* [Your goal]: Check each line of the listing for the word "message" and report how many lines contain it, giving nothing but the number.

* [Data provided]:

— start —

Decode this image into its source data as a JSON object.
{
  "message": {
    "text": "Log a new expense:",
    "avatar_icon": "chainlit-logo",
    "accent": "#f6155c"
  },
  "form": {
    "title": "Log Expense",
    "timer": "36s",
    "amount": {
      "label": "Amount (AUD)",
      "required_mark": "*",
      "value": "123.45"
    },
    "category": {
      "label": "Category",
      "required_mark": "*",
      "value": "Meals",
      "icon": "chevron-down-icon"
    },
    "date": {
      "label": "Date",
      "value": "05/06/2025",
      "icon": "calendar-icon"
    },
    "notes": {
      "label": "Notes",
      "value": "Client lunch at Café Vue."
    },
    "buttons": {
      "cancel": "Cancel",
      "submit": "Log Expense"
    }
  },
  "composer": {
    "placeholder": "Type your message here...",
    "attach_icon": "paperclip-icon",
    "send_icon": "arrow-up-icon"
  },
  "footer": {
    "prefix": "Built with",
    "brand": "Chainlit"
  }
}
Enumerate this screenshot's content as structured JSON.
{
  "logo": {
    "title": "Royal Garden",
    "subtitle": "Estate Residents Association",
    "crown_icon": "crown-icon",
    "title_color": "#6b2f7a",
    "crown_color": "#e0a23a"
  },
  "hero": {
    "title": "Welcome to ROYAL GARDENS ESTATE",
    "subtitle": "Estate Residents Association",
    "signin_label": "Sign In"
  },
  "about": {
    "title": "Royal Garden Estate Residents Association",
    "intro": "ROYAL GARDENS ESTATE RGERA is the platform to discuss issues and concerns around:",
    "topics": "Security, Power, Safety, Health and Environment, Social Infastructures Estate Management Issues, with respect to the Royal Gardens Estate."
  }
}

— end —

* [Result below]: 2